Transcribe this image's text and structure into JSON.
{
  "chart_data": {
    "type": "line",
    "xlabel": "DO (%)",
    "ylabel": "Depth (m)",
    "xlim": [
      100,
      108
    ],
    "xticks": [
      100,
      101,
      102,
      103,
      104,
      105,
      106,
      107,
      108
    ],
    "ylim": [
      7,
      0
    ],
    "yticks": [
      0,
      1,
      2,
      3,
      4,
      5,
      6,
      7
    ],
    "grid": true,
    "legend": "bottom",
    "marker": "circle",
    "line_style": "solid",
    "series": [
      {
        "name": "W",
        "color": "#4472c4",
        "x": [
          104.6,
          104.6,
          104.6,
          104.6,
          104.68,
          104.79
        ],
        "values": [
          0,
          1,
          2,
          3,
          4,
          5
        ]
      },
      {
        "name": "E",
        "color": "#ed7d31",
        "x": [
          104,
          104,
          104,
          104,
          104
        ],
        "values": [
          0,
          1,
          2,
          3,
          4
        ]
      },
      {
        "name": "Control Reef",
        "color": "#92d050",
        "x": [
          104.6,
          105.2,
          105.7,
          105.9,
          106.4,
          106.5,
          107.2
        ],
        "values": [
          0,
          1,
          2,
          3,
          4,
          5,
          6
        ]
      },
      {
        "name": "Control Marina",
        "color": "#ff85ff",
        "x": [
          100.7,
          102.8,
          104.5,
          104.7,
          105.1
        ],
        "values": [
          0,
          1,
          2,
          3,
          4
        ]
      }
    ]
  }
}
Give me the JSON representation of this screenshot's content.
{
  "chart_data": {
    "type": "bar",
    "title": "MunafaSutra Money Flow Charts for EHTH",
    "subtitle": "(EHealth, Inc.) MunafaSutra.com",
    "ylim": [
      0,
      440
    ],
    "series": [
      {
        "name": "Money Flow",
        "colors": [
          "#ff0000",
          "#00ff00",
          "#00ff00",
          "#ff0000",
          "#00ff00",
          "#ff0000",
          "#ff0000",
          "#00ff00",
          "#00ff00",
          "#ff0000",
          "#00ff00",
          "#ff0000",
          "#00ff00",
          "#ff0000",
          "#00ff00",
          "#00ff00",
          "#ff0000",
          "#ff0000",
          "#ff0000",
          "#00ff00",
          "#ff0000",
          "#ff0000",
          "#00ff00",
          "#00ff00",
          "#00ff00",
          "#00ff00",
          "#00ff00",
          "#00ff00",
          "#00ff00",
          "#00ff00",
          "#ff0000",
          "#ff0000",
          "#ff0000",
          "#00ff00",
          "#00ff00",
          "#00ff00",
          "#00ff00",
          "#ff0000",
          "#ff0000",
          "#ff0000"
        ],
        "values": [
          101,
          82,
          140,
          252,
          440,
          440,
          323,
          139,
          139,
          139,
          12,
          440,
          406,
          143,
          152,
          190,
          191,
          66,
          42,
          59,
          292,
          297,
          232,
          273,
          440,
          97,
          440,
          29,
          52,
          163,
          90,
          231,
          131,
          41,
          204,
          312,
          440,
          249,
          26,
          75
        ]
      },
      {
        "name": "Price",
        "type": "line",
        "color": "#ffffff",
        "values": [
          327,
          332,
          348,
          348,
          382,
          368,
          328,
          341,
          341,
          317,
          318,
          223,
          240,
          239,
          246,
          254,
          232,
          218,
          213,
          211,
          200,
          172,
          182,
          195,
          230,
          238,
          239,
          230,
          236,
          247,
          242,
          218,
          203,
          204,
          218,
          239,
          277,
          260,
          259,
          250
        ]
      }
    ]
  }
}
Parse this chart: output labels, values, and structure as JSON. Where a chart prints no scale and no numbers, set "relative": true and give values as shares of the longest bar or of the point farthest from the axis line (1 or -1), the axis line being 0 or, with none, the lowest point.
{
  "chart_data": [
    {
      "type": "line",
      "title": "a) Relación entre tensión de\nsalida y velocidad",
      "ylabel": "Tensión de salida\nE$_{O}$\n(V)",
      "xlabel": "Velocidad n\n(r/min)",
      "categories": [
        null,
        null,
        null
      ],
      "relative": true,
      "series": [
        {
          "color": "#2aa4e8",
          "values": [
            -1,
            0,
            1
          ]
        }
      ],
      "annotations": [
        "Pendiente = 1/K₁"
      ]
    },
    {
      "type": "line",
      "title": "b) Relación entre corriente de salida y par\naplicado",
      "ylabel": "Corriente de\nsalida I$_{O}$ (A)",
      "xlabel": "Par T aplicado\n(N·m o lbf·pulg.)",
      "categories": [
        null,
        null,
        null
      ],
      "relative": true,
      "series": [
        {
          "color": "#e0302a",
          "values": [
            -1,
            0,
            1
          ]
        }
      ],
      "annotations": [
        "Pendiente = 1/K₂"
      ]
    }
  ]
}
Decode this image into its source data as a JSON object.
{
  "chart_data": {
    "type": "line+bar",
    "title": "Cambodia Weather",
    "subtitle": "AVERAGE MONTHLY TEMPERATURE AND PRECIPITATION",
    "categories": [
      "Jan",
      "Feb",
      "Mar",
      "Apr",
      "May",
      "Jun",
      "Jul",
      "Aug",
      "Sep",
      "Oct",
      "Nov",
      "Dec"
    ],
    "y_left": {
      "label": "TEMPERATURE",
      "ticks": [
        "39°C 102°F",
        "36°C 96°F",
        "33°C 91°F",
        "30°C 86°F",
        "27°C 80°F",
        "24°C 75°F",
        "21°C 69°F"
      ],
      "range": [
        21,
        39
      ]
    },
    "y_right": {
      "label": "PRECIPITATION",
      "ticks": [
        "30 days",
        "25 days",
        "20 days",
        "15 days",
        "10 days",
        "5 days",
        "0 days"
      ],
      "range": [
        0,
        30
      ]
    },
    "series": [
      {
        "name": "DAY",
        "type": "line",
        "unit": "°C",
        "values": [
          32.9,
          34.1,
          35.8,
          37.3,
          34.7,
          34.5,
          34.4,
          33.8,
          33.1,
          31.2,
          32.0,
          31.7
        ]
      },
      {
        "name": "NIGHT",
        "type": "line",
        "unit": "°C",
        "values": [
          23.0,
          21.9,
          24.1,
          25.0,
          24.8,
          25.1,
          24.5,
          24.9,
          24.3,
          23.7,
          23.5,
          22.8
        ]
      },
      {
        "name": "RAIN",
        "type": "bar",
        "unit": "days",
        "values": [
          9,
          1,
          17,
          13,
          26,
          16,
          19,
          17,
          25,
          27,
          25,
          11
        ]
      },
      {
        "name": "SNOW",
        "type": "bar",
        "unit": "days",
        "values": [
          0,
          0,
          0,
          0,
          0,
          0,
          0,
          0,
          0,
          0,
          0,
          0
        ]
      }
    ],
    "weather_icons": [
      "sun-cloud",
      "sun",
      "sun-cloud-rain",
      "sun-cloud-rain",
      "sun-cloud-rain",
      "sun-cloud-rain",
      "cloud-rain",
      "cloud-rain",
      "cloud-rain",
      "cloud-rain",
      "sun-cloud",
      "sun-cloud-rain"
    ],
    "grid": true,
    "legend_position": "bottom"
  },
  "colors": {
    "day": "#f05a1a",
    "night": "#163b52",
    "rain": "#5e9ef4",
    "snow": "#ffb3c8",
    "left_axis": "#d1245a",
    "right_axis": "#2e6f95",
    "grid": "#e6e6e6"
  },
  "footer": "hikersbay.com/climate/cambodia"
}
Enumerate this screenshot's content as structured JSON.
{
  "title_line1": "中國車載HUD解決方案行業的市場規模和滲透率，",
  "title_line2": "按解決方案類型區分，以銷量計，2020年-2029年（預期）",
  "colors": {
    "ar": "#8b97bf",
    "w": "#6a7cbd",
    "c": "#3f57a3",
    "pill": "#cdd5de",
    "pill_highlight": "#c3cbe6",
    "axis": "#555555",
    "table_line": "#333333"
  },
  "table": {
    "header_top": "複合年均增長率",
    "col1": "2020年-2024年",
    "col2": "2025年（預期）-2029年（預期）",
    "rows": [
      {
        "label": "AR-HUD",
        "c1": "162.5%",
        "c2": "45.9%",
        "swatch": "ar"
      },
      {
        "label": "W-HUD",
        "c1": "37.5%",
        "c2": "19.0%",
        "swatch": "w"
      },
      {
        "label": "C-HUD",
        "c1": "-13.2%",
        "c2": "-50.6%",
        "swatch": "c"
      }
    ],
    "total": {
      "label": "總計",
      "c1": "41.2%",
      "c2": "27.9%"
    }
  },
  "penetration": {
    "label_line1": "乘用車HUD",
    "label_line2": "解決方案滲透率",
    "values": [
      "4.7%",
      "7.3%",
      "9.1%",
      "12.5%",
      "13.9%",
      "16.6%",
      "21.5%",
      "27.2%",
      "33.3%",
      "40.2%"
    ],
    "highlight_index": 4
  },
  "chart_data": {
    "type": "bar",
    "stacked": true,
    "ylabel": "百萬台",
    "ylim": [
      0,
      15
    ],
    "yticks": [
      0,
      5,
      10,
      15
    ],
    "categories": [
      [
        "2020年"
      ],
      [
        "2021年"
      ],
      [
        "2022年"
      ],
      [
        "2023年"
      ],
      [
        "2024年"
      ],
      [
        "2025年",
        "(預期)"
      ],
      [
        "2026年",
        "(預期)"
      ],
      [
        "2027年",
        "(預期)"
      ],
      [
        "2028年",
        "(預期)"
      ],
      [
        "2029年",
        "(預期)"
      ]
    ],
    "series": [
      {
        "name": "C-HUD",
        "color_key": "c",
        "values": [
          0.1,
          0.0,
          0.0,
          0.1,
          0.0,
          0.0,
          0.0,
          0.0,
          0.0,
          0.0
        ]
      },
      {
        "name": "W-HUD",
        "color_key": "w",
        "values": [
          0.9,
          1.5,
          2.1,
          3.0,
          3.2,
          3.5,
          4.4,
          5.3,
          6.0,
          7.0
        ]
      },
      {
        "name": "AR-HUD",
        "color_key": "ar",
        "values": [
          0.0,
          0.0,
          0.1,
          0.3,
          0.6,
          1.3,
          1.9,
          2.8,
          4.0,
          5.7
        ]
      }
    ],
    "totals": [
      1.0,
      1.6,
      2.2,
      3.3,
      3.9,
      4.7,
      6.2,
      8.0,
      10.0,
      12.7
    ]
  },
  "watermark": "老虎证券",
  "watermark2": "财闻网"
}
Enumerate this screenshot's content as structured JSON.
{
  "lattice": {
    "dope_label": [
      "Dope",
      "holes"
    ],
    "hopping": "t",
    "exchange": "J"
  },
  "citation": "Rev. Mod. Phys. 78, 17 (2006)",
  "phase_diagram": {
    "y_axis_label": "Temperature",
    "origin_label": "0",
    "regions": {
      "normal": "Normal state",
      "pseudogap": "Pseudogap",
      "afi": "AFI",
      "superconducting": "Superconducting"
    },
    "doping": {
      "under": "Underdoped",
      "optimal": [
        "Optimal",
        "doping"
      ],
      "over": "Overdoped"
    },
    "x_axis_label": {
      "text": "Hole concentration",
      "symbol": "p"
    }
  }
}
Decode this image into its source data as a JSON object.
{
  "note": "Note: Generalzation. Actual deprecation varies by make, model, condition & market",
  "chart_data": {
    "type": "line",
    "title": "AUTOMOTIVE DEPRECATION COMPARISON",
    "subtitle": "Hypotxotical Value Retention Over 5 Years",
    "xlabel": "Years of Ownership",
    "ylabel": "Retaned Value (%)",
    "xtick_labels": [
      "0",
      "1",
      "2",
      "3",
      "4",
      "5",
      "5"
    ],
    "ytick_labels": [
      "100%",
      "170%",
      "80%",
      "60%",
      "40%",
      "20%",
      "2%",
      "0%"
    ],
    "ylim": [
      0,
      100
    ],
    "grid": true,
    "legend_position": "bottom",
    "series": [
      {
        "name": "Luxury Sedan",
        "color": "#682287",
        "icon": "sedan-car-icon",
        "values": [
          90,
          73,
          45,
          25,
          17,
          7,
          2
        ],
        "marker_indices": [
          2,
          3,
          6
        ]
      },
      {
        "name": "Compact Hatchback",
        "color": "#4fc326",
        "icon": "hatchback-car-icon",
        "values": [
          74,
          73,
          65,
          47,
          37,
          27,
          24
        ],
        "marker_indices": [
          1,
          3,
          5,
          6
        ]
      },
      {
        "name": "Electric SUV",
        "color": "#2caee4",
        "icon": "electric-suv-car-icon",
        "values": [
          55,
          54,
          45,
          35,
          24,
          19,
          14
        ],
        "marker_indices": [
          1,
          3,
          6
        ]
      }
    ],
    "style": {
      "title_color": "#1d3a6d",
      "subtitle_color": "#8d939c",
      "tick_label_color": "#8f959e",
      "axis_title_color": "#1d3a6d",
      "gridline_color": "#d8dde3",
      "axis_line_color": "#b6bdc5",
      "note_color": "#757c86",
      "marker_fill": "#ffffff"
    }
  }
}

------------

== INSTRUCTIONS FOR THE TASK ==
Identify how many lines in the entries above include the string "ylabel", then state that number alone.

== CORRECT RESULT ==
5